===== Exercise input =====

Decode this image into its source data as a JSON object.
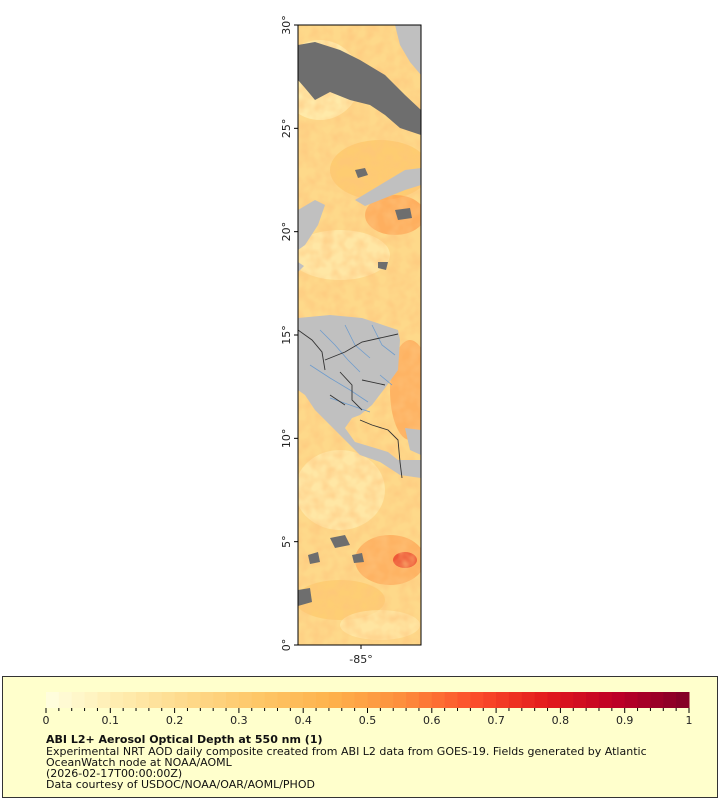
{
  "map": {
    "lat_ticks": [
      "0°",
      "5°",
      "10°",
      "15°",
      "20°",
      "25°",
      "30°"
    ],
    "lon_ticks": [
      "-85°"
    ],
    "lat_range": [
      0,
      30
    ],
    "lon_value": -85,
    "land_color": "#c0c0c0",
    "missing_color": "#6e6e6e",
    "border_color": "#333333",
    "river_color": "#6f9ccc"
  },
  "legend": {
    "title": "ABI L2+ Aerosol Optical Depth at 550 nm (1)",
    "subtitle_line1": "Experimental NRT AOD daily composite created from ABI L2 data from GOES-19. Fields generated by Atlantic",
    "subtitle_line2": "OceanWatch node at NOAA/AOML",
    "date": "(2026-02-17T00:00:00Z)",
    "credit": "Data courtesy of USDOC/NOAA/OAR/AOML/PHOD",
    "scale_ticks": [
      "0",
      "0.1",
      "0.2",
      "0.3",
      "0.4",
      "0.5",
      "0.6",
      "0.7",
      "0.8",
      "0.9",
      "1"
    ],
    "scale_range": [
      0,
      1
    ],
    "colors": [
      "#ffffe0",
      "#ffedb0",
      "#fed98a",
      "#fec666",
      "#feb24c",
      "#fd8d3c",
      "#fc4e2a",
      "#e31a1c",
      "#bd0026",
      "#800026"
    ]
  }
}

=====

All lines in the data that contain the word "AOML" should be copied.

    "subtitle_line2": "OceanWatch node at NOAA/AOML",
    "credit": "Data courtesy of USDOC/NOAA/OAR/AOML/PHOD",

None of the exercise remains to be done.